▶ Data supplied
⟨
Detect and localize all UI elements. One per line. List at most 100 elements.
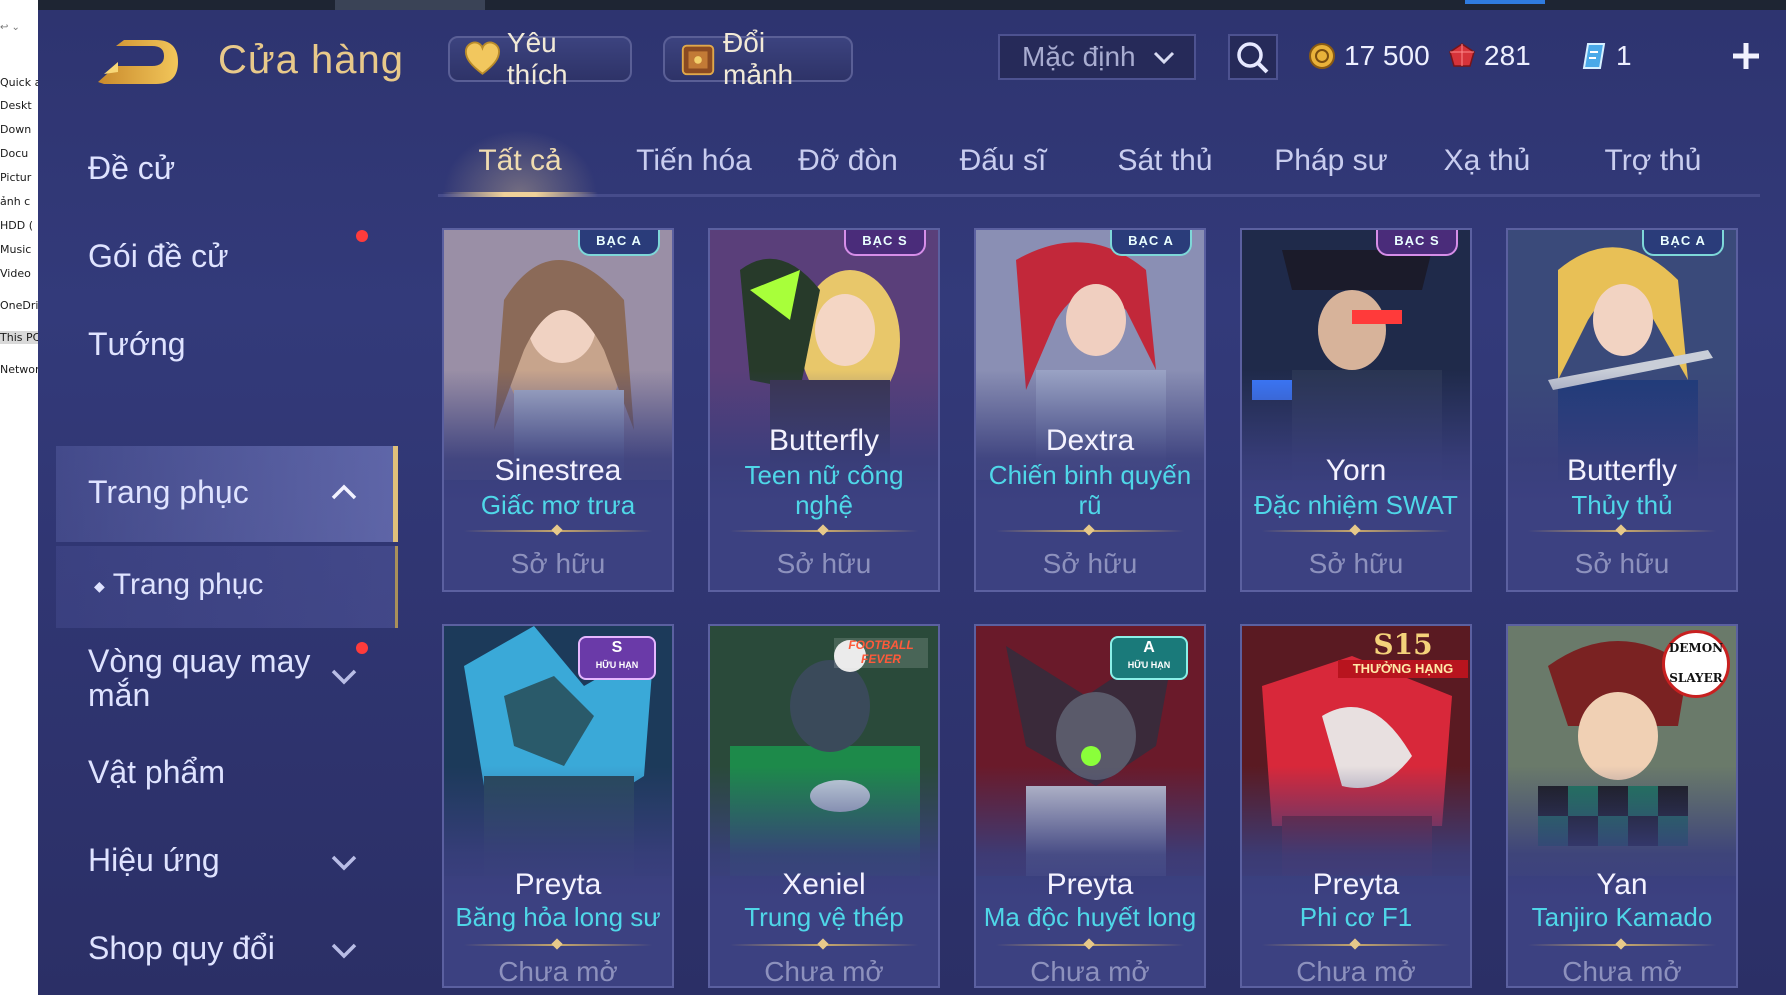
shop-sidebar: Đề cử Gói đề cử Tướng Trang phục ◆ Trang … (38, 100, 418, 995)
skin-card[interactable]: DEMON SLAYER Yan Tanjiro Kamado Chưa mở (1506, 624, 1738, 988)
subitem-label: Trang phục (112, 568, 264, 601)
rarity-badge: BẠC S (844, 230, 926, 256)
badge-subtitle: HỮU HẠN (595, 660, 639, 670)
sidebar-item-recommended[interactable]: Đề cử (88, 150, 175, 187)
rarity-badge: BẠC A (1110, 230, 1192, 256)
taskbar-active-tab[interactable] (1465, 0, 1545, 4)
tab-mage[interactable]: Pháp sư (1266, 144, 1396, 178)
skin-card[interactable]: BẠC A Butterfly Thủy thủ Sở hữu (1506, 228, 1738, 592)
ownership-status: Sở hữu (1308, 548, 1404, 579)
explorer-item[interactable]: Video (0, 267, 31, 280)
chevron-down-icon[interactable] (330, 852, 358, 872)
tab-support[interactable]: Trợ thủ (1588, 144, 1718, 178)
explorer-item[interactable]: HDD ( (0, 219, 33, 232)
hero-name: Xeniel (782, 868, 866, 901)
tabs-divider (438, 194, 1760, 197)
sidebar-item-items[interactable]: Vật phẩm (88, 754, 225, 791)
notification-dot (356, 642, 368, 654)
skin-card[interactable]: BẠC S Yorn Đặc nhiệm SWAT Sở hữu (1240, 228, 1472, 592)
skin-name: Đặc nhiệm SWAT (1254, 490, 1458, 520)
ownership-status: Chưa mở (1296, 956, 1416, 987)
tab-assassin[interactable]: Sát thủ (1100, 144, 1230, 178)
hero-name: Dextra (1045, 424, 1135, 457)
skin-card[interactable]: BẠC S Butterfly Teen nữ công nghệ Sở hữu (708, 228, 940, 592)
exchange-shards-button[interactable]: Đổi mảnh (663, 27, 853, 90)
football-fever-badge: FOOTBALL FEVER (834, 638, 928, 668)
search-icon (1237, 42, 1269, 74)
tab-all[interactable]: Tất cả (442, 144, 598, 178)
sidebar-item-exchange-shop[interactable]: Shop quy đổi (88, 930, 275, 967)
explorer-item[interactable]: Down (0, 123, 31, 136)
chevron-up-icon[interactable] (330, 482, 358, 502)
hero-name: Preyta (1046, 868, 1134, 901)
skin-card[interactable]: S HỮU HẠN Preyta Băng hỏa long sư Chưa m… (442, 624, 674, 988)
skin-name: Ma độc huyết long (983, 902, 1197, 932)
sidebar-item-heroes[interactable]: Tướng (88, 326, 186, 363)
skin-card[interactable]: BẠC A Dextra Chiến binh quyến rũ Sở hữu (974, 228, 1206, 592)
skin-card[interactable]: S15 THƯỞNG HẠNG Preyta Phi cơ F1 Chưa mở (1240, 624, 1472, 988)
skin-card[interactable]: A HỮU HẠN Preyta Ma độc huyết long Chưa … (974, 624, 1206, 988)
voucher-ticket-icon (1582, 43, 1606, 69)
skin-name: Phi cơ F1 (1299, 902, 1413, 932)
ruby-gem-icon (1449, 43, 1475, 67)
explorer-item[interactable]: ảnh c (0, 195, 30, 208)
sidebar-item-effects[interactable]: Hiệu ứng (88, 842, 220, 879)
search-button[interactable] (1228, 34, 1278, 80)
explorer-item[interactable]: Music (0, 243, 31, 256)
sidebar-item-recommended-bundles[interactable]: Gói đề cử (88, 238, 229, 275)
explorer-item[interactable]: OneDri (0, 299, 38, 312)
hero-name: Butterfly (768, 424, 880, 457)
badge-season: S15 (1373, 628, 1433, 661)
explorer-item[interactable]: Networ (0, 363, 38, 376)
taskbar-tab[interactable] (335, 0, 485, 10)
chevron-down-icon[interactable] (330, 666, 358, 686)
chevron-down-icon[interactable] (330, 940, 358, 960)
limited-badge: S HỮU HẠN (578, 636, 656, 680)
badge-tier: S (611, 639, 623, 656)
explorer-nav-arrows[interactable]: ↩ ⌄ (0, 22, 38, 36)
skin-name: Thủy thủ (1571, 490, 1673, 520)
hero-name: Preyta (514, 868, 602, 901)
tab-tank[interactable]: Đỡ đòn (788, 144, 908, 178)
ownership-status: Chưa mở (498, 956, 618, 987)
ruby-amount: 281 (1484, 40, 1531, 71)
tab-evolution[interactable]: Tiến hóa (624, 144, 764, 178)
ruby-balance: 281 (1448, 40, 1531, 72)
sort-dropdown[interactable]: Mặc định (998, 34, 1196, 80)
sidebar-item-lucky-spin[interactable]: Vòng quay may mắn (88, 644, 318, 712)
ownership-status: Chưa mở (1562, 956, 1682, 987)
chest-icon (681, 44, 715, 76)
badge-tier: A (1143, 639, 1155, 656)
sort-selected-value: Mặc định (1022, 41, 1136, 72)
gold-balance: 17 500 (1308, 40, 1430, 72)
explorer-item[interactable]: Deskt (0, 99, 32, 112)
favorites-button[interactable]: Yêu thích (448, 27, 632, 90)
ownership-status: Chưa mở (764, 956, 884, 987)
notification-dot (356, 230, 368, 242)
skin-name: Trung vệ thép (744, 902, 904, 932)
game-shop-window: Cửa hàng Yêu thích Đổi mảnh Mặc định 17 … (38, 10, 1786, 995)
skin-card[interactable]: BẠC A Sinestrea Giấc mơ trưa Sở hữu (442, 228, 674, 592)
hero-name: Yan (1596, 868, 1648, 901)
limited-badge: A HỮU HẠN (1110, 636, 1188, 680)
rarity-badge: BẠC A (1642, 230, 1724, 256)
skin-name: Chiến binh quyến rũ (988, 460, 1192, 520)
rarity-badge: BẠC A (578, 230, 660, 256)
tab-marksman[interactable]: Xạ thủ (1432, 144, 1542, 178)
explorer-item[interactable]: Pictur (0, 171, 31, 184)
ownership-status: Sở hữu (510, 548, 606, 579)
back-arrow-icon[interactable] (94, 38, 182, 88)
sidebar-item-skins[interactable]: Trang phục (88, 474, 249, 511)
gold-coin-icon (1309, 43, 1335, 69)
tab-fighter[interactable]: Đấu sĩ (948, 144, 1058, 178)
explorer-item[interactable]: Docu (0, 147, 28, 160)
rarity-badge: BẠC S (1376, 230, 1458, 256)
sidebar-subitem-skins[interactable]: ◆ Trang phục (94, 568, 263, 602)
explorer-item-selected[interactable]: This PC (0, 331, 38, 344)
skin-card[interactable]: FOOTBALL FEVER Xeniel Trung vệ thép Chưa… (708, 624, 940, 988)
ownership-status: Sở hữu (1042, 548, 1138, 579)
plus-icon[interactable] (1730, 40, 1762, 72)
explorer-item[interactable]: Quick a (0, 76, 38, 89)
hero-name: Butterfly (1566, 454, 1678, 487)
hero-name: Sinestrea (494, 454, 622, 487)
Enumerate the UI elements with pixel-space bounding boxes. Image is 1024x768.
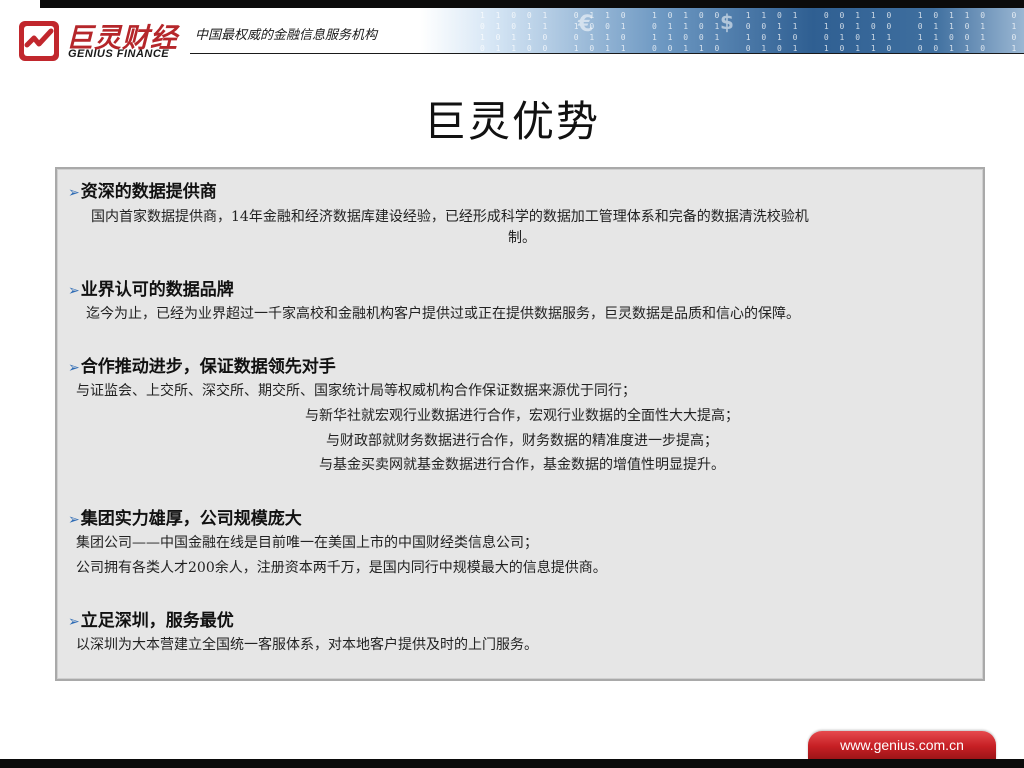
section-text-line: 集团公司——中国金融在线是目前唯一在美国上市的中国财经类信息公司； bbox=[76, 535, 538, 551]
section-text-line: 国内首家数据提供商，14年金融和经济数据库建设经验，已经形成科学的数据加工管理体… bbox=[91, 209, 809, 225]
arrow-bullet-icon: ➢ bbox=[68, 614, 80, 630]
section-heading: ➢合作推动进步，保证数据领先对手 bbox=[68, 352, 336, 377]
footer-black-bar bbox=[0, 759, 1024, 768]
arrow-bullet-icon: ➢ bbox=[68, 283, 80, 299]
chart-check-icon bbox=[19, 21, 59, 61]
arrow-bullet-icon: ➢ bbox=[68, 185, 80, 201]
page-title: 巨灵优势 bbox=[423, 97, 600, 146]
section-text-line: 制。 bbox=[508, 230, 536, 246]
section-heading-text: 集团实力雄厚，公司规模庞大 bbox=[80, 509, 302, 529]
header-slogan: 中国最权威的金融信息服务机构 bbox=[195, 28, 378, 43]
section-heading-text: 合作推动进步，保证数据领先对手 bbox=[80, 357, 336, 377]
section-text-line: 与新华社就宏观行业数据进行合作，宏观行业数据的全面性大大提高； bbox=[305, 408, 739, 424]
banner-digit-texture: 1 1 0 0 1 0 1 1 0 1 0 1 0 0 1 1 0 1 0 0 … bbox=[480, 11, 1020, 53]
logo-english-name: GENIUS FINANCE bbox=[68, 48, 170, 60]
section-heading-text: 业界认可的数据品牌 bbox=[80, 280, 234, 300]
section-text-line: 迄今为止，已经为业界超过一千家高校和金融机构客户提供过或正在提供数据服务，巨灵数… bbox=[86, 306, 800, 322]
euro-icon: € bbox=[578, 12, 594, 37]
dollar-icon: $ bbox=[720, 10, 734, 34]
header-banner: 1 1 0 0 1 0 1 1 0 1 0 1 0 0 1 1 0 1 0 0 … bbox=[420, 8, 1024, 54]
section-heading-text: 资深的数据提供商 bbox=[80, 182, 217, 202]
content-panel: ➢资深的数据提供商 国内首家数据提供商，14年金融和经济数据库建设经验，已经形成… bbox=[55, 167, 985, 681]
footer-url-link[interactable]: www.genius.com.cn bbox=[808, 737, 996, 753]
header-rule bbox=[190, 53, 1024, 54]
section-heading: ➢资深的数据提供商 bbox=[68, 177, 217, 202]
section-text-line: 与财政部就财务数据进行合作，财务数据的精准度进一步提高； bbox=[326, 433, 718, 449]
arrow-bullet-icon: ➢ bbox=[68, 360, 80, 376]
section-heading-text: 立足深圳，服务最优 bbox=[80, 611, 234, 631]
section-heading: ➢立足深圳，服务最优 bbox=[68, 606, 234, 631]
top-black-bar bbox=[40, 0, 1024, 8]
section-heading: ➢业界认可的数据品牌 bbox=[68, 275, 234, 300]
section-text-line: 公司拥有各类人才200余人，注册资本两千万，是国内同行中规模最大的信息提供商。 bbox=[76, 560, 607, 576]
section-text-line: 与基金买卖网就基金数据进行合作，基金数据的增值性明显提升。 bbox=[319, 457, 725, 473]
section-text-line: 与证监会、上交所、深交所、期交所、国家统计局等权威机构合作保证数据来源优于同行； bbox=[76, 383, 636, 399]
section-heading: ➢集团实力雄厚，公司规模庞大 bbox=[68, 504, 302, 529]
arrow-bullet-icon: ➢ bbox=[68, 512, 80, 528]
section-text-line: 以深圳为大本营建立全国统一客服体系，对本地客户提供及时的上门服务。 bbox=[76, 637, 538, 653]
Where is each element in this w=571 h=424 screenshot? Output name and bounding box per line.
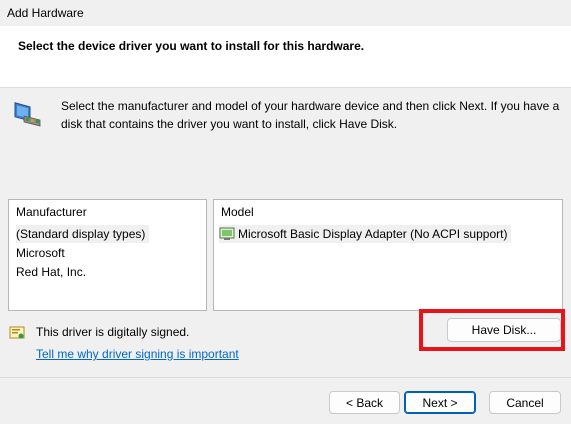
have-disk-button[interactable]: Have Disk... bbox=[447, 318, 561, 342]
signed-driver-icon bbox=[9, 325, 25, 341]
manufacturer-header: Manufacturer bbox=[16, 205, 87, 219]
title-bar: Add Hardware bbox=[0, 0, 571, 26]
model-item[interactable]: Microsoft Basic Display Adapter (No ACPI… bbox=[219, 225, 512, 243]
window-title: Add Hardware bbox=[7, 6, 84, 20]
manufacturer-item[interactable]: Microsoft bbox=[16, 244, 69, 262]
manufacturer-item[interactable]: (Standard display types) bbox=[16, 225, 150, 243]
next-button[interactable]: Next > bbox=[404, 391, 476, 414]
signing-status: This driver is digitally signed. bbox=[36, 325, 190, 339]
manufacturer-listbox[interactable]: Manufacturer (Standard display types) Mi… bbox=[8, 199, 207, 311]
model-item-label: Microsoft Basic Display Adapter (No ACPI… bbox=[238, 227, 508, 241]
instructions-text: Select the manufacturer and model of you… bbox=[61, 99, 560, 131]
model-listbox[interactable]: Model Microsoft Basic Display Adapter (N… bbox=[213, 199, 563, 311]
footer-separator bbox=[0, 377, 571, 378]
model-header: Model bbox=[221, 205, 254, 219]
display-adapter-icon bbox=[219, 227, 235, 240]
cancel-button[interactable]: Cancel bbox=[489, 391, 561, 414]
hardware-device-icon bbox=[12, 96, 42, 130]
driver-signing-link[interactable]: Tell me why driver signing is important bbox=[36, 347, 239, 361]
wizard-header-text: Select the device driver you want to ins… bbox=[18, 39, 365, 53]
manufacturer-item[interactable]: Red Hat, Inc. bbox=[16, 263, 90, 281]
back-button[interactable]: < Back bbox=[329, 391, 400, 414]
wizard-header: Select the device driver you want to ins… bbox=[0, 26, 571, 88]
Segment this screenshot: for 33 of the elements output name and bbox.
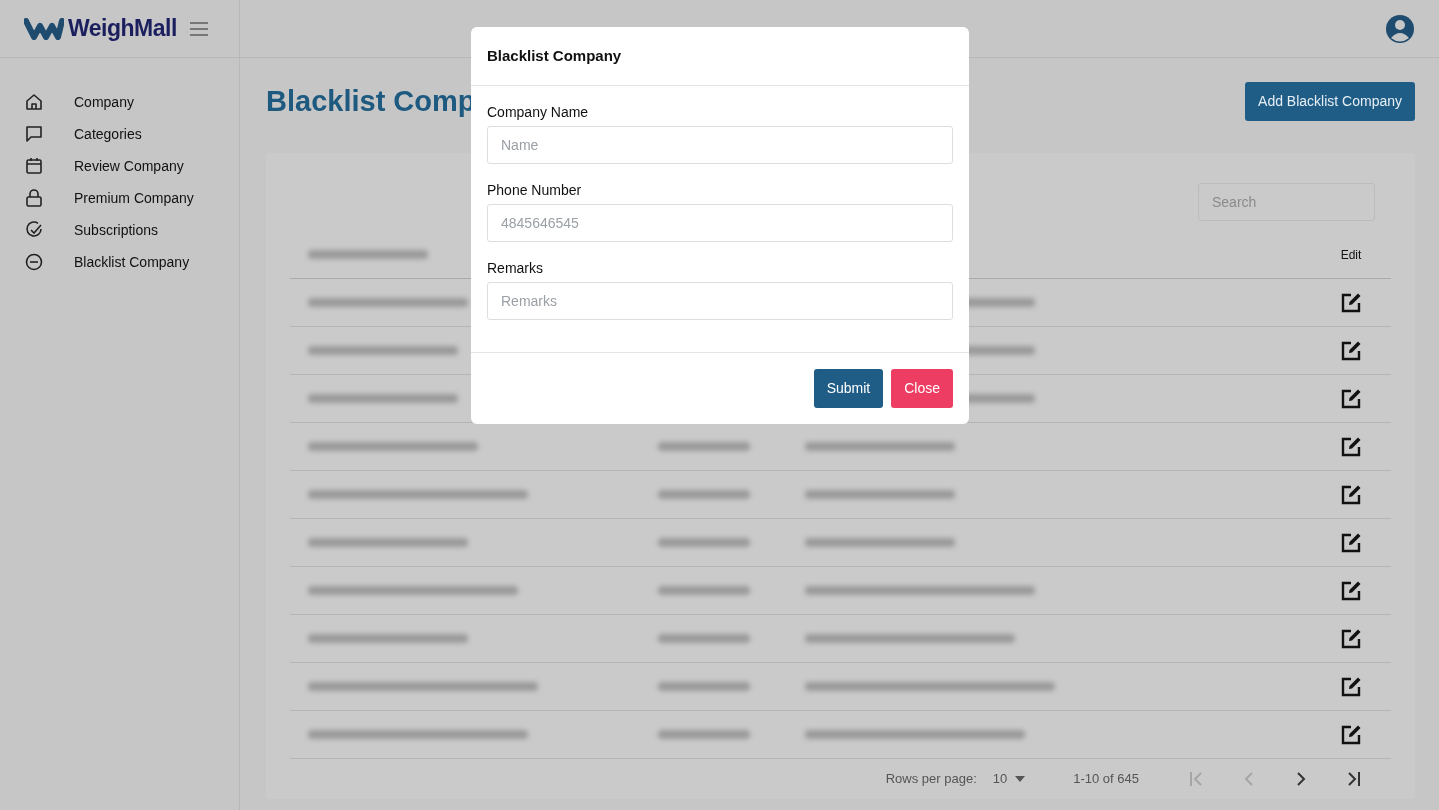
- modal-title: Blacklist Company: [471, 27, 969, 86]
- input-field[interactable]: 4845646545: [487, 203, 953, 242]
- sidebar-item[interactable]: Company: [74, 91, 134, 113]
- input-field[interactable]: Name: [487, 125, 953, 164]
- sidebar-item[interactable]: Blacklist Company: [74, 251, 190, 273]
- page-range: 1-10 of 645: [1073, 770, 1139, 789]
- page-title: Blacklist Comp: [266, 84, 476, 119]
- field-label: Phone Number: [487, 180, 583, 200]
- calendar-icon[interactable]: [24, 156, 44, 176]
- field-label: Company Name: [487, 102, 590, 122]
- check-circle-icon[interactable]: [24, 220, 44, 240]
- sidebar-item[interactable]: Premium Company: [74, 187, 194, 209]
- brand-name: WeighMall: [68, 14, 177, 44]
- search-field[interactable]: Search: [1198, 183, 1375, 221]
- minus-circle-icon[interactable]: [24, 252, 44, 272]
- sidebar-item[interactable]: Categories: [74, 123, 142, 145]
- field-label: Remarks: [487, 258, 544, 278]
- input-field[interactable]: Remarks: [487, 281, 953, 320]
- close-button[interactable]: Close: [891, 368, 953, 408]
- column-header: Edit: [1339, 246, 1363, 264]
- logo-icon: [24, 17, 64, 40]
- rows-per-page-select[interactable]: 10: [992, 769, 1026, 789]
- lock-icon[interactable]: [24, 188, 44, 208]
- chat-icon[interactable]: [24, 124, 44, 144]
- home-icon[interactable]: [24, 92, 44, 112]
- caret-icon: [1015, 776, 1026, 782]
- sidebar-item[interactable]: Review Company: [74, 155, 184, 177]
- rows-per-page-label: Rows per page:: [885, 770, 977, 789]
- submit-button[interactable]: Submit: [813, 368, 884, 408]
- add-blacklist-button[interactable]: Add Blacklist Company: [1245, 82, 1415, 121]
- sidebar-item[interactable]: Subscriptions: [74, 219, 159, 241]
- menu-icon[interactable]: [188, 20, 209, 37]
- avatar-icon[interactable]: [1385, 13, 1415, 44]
⟩
Could you print, unchanged, the lines running from the one that contains "shop-sidebar: Đề cử" through the one that contains "badge-subtitle: HỮU HẠN (595, 660, 639, 670)", including both of those lines?

shop-sidebar: Đề cử Gói đề cử Tướng Trang phục ◆ Trang … (38, 100, 418, 995)
skin-card[interactable]: DEMON SLAYER Yan Tanjiro Kamado Chưa mở (1506, 624, 1738, 988)
subitem-label: Trang phục (112, 568, 264, 601)
rarity-badge: BẠC S (844, 230, 926, 256)
badge-subtitle: HỮU HẠN (595, 660, 639, 670)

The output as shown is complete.